• **Instructions to follow**: Restate the records in their entirety, word for word.

• **Input**:
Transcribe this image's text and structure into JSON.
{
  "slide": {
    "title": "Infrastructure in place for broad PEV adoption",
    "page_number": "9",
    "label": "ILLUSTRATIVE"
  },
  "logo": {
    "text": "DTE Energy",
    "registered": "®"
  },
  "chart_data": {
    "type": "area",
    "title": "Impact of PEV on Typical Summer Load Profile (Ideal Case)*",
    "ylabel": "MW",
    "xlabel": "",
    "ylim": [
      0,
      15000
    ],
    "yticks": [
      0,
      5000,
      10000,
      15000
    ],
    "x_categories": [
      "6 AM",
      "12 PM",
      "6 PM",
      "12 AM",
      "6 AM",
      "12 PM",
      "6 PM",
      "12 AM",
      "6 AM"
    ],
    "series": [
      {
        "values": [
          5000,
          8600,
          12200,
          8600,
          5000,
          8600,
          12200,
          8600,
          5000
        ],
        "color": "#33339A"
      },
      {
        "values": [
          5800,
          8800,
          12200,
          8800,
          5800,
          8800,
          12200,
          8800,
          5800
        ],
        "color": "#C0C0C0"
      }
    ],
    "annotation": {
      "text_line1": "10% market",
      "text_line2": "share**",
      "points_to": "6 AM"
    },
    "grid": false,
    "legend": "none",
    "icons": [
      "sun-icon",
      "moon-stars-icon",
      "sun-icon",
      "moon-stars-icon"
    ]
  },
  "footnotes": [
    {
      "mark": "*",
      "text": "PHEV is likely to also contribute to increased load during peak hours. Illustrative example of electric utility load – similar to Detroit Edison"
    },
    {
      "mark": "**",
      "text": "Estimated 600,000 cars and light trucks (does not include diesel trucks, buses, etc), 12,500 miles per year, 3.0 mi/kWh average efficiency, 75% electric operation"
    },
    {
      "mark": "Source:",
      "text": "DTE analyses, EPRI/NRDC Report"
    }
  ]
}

• **Result of this exercise**:
Transcribe this image's text and structure into JSON.
{
  "slide": {
    "title": "Infrastructure in place for broad PEV adoption",
    "page_number": "9",
    "label": "ILLUSTRATIVE"
  },
  "logo": {
    "text": "DTE Energy",
    "registered": "®"
  },
  "chart_data": {
    "type": "area",
    "title": "Impact of PEV on Typical Summer Load Profile (Ideal Case)*",
    "ylabel": "MW",
    "xlabel": "",
    "ylim": [
      0,
      15000
    ],
    "yticks": [
      0,
      5000,
      10000,
      15000
    ],
    "x_categories": [
      "6 AM",
      "12 PM",
      "6 PM",
      "12 AM",
      "6 AM",
      "12 PM",
      "6 PM",
      "12 AM",
      "6 AM"
    ],
    "series": [
      {
        "values": [
          5000,
          8600,
          12200,
          8600,
          5000,
          8600,
          12200,
          8600,
          5000
        ],
        "color": "#33339A"
      },
      {
        "values": [
          5800,
          8800,
          12200,
          8800,
          5800,
          8800,
          12200,
          8800,
          5800
        ],
        "color": "#C0C0C0"
      }
    ],
    "annotation": {
      "text_line1": "10% market",
      "text_line2": "share**",
      "points_to": "6 AM"
    },
    "grid": false,
    "legend": "none",
    "icons": [
      "sun-icon",
      "moon-stars-icon",
      "sun-icon",
      "moon-stars-icon"
    ]
  },
  "footnotes": [
    {
      "mark": "*",
      "text": "PHEV is likely to also contribute to increased load during peak hours. Illustrative example of electric utility load – similar to Detroit Edison"
    },
    {
      "mark": "**",
      "text": "Estimated 600,000 cars and light trucks (does not include diesel trucks, buses, etc), 12,500 miles per year, 3.0 mi/kWh average efficiency, 75% electric operation"
    },
    {
      "mark": "Source:",
      "text": "DTE analyses, EPRI/NRDC Report"
    }
  ]
}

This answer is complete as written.